**Work required:**
Search the records that follow and extract every line containing the string "AUCTION".

Recorded data
--------------------------------------------------
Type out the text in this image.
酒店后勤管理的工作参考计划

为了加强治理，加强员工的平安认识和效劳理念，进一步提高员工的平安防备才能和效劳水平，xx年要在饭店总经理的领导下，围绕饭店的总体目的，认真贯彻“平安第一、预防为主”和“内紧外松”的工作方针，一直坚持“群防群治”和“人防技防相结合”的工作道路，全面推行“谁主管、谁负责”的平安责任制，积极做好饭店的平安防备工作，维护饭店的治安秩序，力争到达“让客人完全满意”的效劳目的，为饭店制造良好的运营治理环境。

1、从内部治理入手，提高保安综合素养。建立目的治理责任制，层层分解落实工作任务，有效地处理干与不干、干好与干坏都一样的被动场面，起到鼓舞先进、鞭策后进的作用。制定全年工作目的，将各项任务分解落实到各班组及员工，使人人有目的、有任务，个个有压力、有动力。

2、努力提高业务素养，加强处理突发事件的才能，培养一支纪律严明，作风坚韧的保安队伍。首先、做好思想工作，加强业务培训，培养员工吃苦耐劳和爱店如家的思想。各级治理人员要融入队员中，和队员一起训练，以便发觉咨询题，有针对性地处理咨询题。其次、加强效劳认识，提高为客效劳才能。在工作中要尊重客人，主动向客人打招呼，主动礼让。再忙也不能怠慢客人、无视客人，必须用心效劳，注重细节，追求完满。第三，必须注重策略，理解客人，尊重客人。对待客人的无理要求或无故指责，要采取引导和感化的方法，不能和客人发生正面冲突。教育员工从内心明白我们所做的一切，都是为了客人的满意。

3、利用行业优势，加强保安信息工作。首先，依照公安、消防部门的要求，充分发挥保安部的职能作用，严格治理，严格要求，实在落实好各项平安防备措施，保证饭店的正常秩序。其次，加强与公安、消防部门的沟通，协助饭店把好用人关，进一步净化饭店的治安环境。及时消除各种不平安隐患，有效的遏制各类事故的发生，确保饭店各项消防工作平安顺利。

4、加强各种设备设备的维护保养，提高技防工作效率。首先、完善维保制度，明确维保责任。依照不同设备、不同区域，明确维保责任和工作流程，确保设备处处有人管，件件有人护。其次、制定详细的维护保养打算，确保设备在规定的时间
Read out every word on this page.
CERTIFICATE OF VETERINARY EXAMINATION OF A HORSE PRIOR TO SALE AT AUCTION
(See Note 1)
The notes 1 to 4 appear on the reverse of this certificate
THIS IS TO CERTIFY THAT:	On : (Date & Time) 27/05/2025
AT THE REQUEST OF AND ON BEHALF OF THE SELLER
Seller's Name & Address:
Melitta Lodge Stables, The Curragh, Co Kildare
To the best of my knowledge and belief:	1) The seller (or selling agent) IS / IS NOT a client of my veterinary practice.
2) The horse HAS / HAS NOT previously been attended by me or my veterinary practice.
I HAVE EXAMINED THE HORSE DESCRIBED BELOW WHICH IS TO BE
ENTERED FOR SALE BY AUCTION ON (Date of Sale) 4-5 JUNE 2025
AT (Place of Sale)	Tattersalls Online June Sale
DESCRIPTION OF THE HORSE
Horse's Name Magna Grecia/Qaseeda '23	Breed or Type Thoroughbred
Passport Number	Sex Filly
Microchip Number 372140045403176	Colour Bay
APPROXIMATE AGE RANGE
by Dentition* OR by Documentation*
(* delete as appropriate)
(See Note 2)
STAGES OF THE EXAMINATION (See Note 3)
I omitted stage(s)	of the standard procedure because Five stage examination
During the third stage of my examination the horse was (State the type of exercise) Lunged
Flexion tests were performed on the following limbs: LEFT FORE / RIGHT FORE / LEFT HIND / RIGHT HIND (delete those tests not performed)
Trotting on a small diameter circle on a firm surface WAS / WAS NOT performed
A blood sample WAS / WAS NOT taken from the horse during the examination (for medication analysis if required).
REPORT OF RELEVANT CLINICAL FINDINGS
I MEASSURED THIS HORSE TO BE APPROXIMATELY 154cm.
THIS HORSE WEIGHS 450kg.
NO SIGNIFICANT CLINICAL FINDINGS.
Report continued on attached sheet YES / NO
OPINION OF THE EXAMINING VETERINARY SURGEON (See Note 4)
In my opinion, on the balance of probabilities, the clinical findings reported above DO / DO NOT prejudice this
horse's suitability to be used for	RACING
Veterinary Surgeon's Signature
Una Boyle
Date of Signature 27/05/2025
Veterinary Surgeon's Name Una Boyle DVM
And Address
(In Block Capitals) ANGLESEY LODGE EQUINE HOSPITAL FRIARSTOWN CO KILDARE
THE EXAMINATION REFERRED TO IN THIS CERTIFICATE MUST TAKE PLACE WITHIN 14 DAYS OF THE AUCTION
--------------------------------------------------
**Reply:**
CERTIFICATE OF VETERINARY EXAMINATION OF A HORSE PRIOR TO SALE AT AUCTION
ENTERED FOR SALE BY AUCTION ON (Date of Sale) 4-5 JUNE 2025
THE EXAMINATION REFERRED TO IN THIS CERTIFICATE MUST TAKE PLACE WITHIN 14 DAYS OF THE AUCTION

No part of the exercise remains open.